### PASSAGE SHOWN

----

Keywords

1 Introduction

Recently, semantic segmentation has gained a huge attention in the field of computer vision. One of the main applications is autonomous driving where the car is able to understand the environment by providing a class for each pixel in the scene and consequently has the ability to react accordingly [14]. In this work, we investigate the usage of geometric cues to improve accuracy of semantic segmentation.

Most of semantic segmentation algorithms mainly rely on appearance cues and do not exploit geometry related information. In this paper, we investigate usage of depth as a geometric cue for semantic segmentation task in autonomous driving application where there is a strong geometric structure. The road surface is typically flat and all the objects stand vertical on it. This is exploited explicitly in the formulation of a commonly used depth representation namely Stixels [6]. The contributions of this work include:

  1. 1.

    Detailed study of the impact of depth for segmentation in automated driving.

  2. 2.

    Systematic study of fusing RGB and Depth on semantic segmentation using four CNN networks.

  3. 3.

    Experimentation on two automotive datasets namely Virtual KITTI and Cityscapes.

The rest of the paper is organized as follows: Sect. 2 reviews the related work in segmentation, depth computation and role of depth in semantic segmentation. Section 3 illustrates the details of our four architectures to systematically study the effect of fusing depth with appearance for semantic segmentation. Section 4 discusses the experimental results in Virtual KITTI and Cityscapes. Finally, Sect. 5 provides concluding remarks.

2 Related Work

2.1 Semantic Segmentation

Siam et al. [25] presented a detailed survey on automated driving particularly for semantic segmentation. The advancement of semantic segmentation until the present can be categorically discussed in three phases. It started with patch-wise training as reported in [8] for classification. [8] proposed multi-scale pyramid processing through 3-stage network followed by a classical segmentation approach as post processing. Grangier et al. [11] proposed a pixel level classification approach using deep network to avoid post processing but it could not remove patch-wise training.

Next level of progress was pixel-wise classification through end-to-end learning as reported in [1, 18, 22]. Fully convolutional network (FCN) [18] was the first deep learning based technique that did not use patch-wise training, rather it directly learned from the heatmaps. Series of upsampling layers were used to obtain the dense predictions. Later deconvolution layer was proposed in Segnet [1] in place of unpooling layer. Introduction of skip connection from encoder to decoder was another contribution to this work for output reconstruction.

Recently feature extraction from multi-scale input has been heavily explored and can be found in [4, 8, 22,23,24, 31]. Though [8] used feature maps from encoder using skip connections to merge heatmaps from different resolution but space reduction in encoder side hurt the final prediction. U-net [24] pools encoded feature maps from initial layers that are concatenated with the decoded feature maps and upsampled for the next layers. To avoid loss of resolution, broadening the receptive field by applying dilated convolution has shown better results.

----

[Data items]
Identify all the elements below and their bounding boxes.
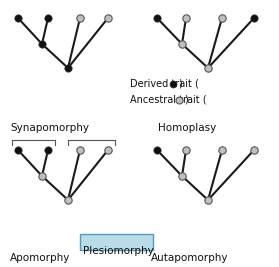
Text: Ancestral trait (: Ancestral trait ( — [130, 95, 207, 105]
Point — [106, 148, 110, 152]
FancyBboxPatch shape — [80, 234, 153, 250]
Point — [252, 148, 256, 152]
Point — [206, 198, 210, 202]
Text: Homoplasy: Homoplasy — [158, 123, 216, 133]
Point — [40, 174, 44, 178]
Point — [66, 66, 70, 70]
Point — [180, 174, 184, 178]
Point — [46, 16, 50, 20]
Point — [180, 42, 184, 46]
Text: ): ) — [178, 79, 182, 89]
Point — [220, 148, 224, 152]
Text: Autapomorphy: Autapomorphy — [151, 253, 229, 263]
Text: Plesiomorphy: Plesiomorphy — [83, 246, 154, 256]
Point — [252, 16, 256, 20]
Point — [155, 148, 159, 152]
Point — [177, 98, 181, 102]
Point — [66, 198, 70, 202]
Point — [171, 82, 176, 86]
Point — [184, 148, 188, 152]
Text: Synapomorphy: Synapomorphy — [10, 123, 89, 133]
Point — [155, 16, 159, 20]
Text: Derived trait (: Derived trait ( — [130, 79, 199, 89]
Point — [16, 148, 20, 152]
Text: Apomorphy: Apomorphy — [10, 253, 70, 263]
Point — [106, 16, 110, 20]
Point — [78, 148, 82, 152]
Point — [206, 66, 210, 70]
Point — [184, 16, 188, 20]
Point — [16, 16, 20, 20]
Text: ): ) — [184, 95, 188, 105]
Point — [220, 16, 224, 20]
Point — [46, 148, 50, 152]
Point — [40, 42, 44, 46]
Point — [78, 16, 82, 20]
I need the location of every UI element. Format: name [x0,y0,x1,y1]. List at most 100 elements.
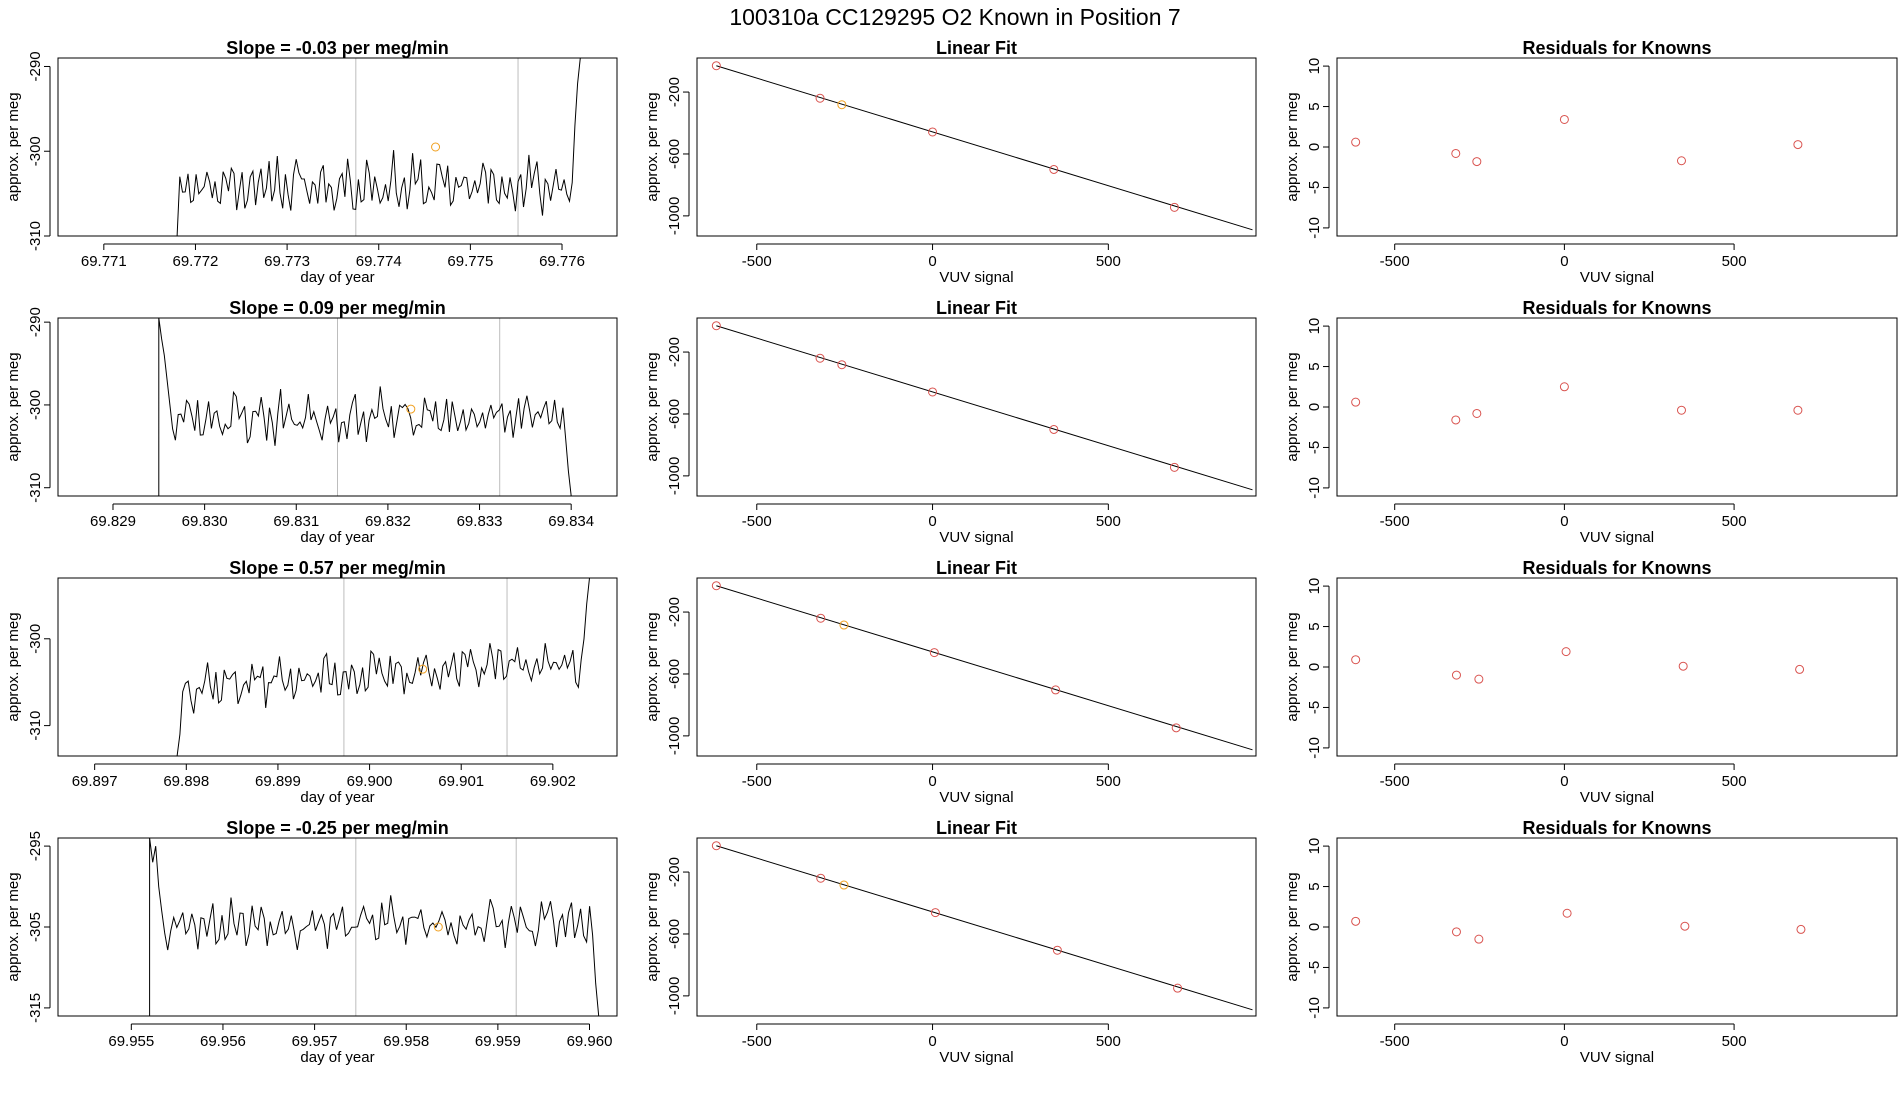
x-axis-title: VUV signal [939,1049,1013,1066]
x-tick-label: -500 [742,513,772,530]
fit-point [929,648,939,658]
x-axis-title: VUV signal [939,269,1013,286]
x-tick-label: 69.955 [108,1033,154,1050]
x-tick-label: 69.833 [457,513,503,530]
y-axis-title: approx. per meg [644,92,661,201]
y-tick-label: -290 [27,51,44,81]
x-tick-label: 500 [1722,773,1747,790]
fit-point [928,387,938,397]
y-tick-label: 5 [1306,102,1323,110]
panel-residuals-row-1: Residuals for Knowns -500 0 500 VUV signal -1… [1284,38,1898,286]
y-tick-label: -300 [27,624,44,654]
x-tick-label: -500 [742,253,772,270]
y-axis-title: approx. per meg [1284,92,1301,201]
y-tick-label: -5 [1306,181,1323,194]
x-tick-label: 69.900 [347,773,393,790]
residual-point [1676,156,1686,166]
x-axis-title: VUV signal [1580,529,1654,546]
highlight-point [433,922,443,932]
x-tick-label: 69.901 [438,773,484,790]
residual-point [1351,397,1361,407]
panel-title: Linear Fit [936,558,1017,578]
y-tick-label: 5 [1306,882,1323,890]
y-tick-label: -310 [27,473,44,503]
residual-point [1451,670,1461,680]
plot-frame [1336,57,1898,237]
y-axis-title: approx. per meg [644,612,661,721]
highlight-point [406,404,416,414]
highlight-point [431,142,441,152]
x-tick-label: 0 [928,513,936,530]
fit-point-highlight [839,620,849,630]
x-axis-title: VUV signal [1580,269,1654,286]
fit-point [1171,723,1181,733]
plot-frame [696,317,1257,497]
x-tick-label: 0 [1560,773,1568,790]
y-tick-label: 10 [1306,838,1323,855]
y-tick-label: -310 [27,711,44,741]
x-tick-label: 0 [1560,253,1568,270]
x-tick-label: -500 [1380,513,1410,530]
plot-area [58,838,600,1016]
x-tick-label: 0 [1560,513,1568,530]
fit-point [816,613,826,623]
residual-point [1562,908,1572,918]
x-axis-title: day of year [300,269,374,286]
plot-frame [1336,837,1898,1017]
x-axis-title: day of year [300,529,374,546]
plot-frame [1336,577,1898,757]
y-tick-label: 10 [1306,578,1323,595]
y-axis-title: approx. per meg [1284,352,1301,461]
y-tick-label: 0 [1306,143,1323,151]
x-axis-title: VUV signal [1580,789,1654,806]
fit-point-highlight [839,880,849,890]
x-tick-label: 69.957 [292,1033,338,1050]
x-axis-title: day of year [300,1049,374,1066]
residual-point [1559,114,1569,124]
panel-fit-row-1: Linear Fit -500 0 500 VUV signal -1000 -600 -20… [644,38,1257,286]
y-axis-title: approx. per meg [1284,872,1301,981]
y-axis-title: approx. per meg [644,352,661,461]
residual-point [1559,382,1569,392]
fit-point [1173,983,1183,993]
panel-title: Slope = -0.25 per meg/min [226,818,449,838]
panel-title: Slope = 0.57 per meg/min [229,558,446,578]
plot-frame [57,837,618,1017]
signal-trace [58,578,590,756]
y-tick-label: 0 [1306,923,1323,931]
y-tick-label: -1000 [666,457,683,495]
panel-time-row-2: Slope = 0.09 per meg/min 69.829 69.830 69.8… [5,298,618,546]
y-tick-label: 5 [1306,362,1323,370]
y-tick-label: -200 [666,77,683,107]
x-tick-label: 69.956 [200,1033,246,1050]
y-tick-label: -1000 [666,717,683,755]
residual-point [1561,647,1571,657]
panel-title: Residuals for Knowns [1522,298,1711,318]
x-tick-label: 500 [1096,513,1121,530]
residual-point [1472,157,1482,167]
fit-point [711,61,721,71]
residual-point [1796,924,1806,934]
y-axis-title: approx. per meg [5,872,22,981]
highlight-point [418,664,428,674]
y-tick-label: -600 [666,919,683,949]
x-tick-label: 500 [1096,773,1121,790]
x-tick-label: 69.902 [530,773,576,790]
y-tick-label: -305 [27,912,44,942]
fit-point [1169,462,1179,472]
residual-point [1474,674,1484,684]
x-tick-label: 69.773 [264,253,310,270]
y-tick-label: -600 [666,659,683,689]
residual-point [1793,405,1803,415]
residual-point [1793,140,1803,150]
fit-point [711,321,721,331]
y-tick-label: 10 [1306,58,1323,75]
fit-line [716,845,1253,1011]
plot-frame [57,57,618,237]
fit-point [816,873,826,883]
panel-time-row-1: Slope = -0.03 per meg/min 69.771 69.772 69.… [5,38,618,286]
fit-point [1051,685,1061,695]
panel-title: Slope = 0.09 per meg/min [229,298,446,318]
residual-point [1451,148,1461,158]
panel-fit-row-4: Linear Fit -500 0 500 VUV signal -1000 -600 -20… [644,818,1257,1066]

----

### PROBLEMS AND TASKS
A – Answer these questions from the semantic segmentation passage:
(i) Which commonly used depth representation explicitly exploits the flat road and the vertical objects standing on it?
(ii) How many CNN networks are used in the systematic study of fusing RGB and depth?
(iii) What did Segnet propose in place of the unpooling layer?
B – Please explain why the semantic segmentation passage treats depth as a useful geometric cue for autonomous driving, in one to three sentences.

### ANSWER LIST
A –
(i) Stixels
(ii) Four
(iii) A deconvolution layer

B – Autonomous driving scenes have a strong geometric structure. The road surface is typically flat, and all objects stand vertical on it. Depth can capture this structure, while most segmentation algorithms rely mainly on appearance cues.